Exercise details: Report the count of lines containing the word "trong" in the entries below, and nothing more.

◆ ◆ ◆ ◆ ◆

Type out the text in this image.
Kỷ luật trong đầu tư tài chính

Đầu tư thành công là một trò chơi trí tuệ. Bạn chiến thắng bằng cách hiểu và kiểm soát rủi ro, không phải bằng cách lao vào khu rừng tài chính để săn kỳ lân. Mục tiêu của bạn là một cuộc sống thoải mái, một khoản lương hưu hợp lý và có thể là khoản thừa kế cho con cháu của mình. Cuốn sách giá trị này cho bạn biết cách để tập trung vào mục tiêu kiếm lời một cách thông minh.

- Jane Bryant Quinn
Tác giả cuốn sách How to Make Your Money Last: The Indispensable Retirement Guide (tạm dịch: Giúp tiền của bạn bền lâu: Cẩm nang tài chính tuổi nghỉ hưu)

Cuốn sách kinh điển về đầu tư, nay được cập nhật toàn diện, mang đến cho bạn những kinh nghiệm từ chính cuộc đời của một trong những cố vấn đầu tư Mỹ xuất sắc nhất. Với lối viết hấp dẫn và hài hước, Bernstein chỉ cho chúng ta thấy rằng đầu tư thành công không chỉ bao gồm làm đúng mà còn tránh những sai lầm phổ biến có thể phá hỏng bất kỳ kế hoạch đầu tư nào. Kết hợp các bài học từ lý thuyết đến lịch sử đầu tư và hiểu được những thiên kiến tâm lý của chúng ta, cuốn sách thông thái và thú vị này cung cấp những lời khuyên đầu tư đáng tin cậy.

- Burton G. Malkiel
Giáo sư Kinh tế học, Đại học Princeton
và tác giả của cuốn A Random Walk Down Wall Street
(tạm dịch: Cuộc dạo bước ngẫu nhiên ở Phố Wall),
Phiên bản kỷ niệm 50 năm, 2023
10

◆ ◆ ◆ ◆ ◆

Completed exercise: 2